**Required work:** Reproduce the data exactly and drop any pictures it holds.

— Start Supplied information —

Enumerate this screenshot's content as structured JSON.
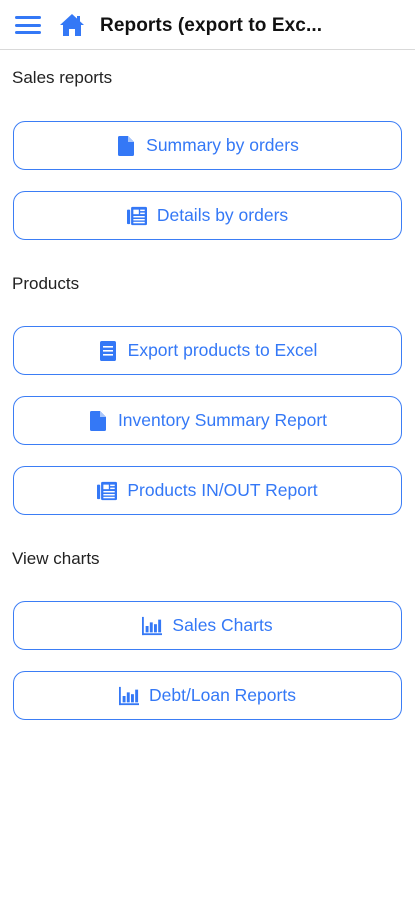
{
  "header": {
    "title": "Reports (export to Exc...",
    "menu_icon": "hamburger-menu-icon",
    "home_icon": "home-icon",
    "accent": "#3478f6"
  },
  "sections": [
    {
      "title": "Sales reports",
      "buttons": [
        {
          "label": "Summary by orders",
          "icon": "file-icon"
        },
        {
          "label": "Details by orders",
          "icon": "newspaper-icon"
        }
      ]
    },
    {
      "title": "Products",
      "buttons": [
        {
          "label": "Export products to Excel",
          "icon": "file-text-icon"
        },
        {
          "label": "Inventory Summary Report",
          "icon": "file-icon"
        },
        {
          "label": "Products IN/OUT Report",
          "icon": "newspaper-icon"
        }
      ]
    },
    {
      "title": "View charts",
      "buttons": [
        {
          "label": "Sales Charts",
          "icon": "bar-chart-icon"
        },
        {
          "label": "Debt/Loan Reports",
          "icon": "bar-chart-icon"
        }
      ]
    }
  ]
}
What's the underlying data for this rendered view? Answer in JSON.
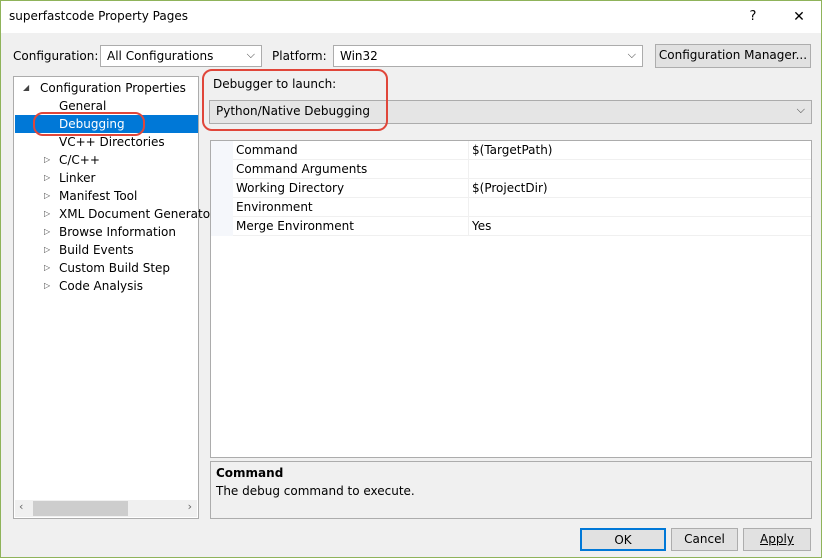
{
  "window": {
    "title": "superfastcode Property Pages",
    "help": "?",
    "close": "✕"
  },
  "config": {
    "label": "Configuration:",
    "value": "All Configurations",
    "platform_label": "Platform:",
    "platform_value": "Win32",
    "manager_button": "Configuration Manager..."
  },
  "tree": {
    "root": "Configuration Properties",
    "items": [
      {
        "label": "General",
        "expandable": false
      },
      {
        "label": "Debugging",
        "expandable": false,
        "selected": true
      },
      {
        "label": "VC++ Directories",
        "expandable": false
      },
      {
        "label": "C/C++",
        "expandable": true
      },
      {
        "label": "Linker",
        "expandable": true
      },
      {
        "label": "Manifest Tool",
        "expandable": true
      },
      {
        "label": "XML Document Generator",
        "expandable": true
      },
      {
        "label": "Browse Information",
        "expandable": true
      },
      {
        "label": "Build Events",
        "expandable": true
      },
      {
        "label": "Custom Build Step",
        "expandable": true
      },
      {
        "label": "Code Analysis",
        "expandable": true
      }
    ]
  },
  "debugger": {
    "label": "Debugger to launch:",
    "value": "Python/Native Debugging"
  },
  "properties": [
    {
      "name": "Command",
      "value": "$(TargetPath)"
    },
    {
      "name": "Command Arguments",
      "value": ""
    },
    {
      "name": "Working Directory",
      "value": "$(ProjectDir)"
    },
    {
      "name": "Environment",
      "value": ""
    },
    {
      "name": "Merge Environment",
      "value": "Yes"
    }
  ],
  "description": {
    "title": "Command",
    "text": "The debug command to execute."
  },
  "buttons": {
    "ok": "OK",
    "cancel": "Cancel",
    "apply": "Apply"
  },
  "colors": {
    "selection": "#0078d7",
    "highlight": "#e0463a"
  }
}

— End Supplied information —

**Solution:**
Enumerate this screenshot's content as structured JSON.
{
  "header": {
    "title": "Reports (export to Exc...",
    "menu_icon": "hamburger-menu-icon",
    "home_icon": "home-icon",
    "accent": "#3478f6"
  },
  "sections": [
    {
      "title": "Sales reports",
      "buttons": [
        {
          "label": "Summary by orders",
          "icon": "file-icon"
        },
        {
          "label": "Details by orders",
          "icon": "newspaper-icon"
        }
      ]
    },
    {
      "title": "Products",
      "buttons": [
        {
          "label": "Export products to Excel",
          "icon": "file-text-icon"
        },
        {
          "label": "Inventory Summary Report",
          "icon": "file-icon"
        },
        {
          "label": "Products IN/OUT Report",
          "icon": "newspaper-icon"
        }
      ]
    },
    {
      "title": "View charts",
      "buttons": [
        {
          "label": "Sales Charts",
          "icon": "bar-chart-icon"
        },
        {
          "label": "Debt/Loan Reports",
          "icon": "bar-chart-icon"
        }
      ]
    }
  ]
}
What's the underlying data for this rendered view? Answer in JSON.
{
  "window": {
    "title": "superfastcode Property Pages",
    "help": "?",
    "close": "✕"
  },
  "config": {
    "label": "Configuration:",
    "value": "All Configurations",
    "platform_label": "Platform:",
    "platform_value": "Win32",
    "manager_button": "Configuration Manager..."
  },
  "tree": {
    "root": "Configuration Properties",
    "items": [
      {
        "label": "General",
        "expandable": false
      },
      {
        "label": "Debugging",
        "expandable": false,
        "selected": true
      },
      {
        "label": "VC++ Directories",
        "expandable": false
      },
      {
        "label": "C/C++",
        "expandable": true
      },
      {
        "label": "Linker",
        "expandable": true
      },
      {
        "label": "Manifest Tool",
        "expandable": true
      },
      {
        "label": "XML Document Generator",
        "expandable": true
      },
      {
        "label": "Browse Information",
        "expandable": true
      },
      {
        "label": "Build Events",
        "expandable": true
      },
      {
        "label": "Custom Build Step",
        "expandable": true
      },
      {
        "label": "Code Analysis",
        "expandable": true
      }
    ]
  },
  "debugger": {
    "label": "Debugger to launch:",
    "value": "Python/Native Debugging"
  },
  "properties": [
    {
      "name": "Command",
      "value": "$(TargetPath)"
    },
    {
      "name": "Command Arguments",
      "value": ""
    },
    {
      "name": "Working Directory",
      "value": "$(ProjectDir)"
    },
    {
      "name": "Environment",
      "value": ""
    },
    {
      "name": "Merge Environment",
      "value": "Yes"
    }
  ],
  "description": {
    "title": "Command",
    "text": "The debug command to execute."
  },
  "buttons": {
    "ok": "OK",
    "cancel": "Cancel",
    "apply": "Apply"
  },
  "colors": {
    "selection": "#0078d7",
    "highlight": "#e0463a"
  }
}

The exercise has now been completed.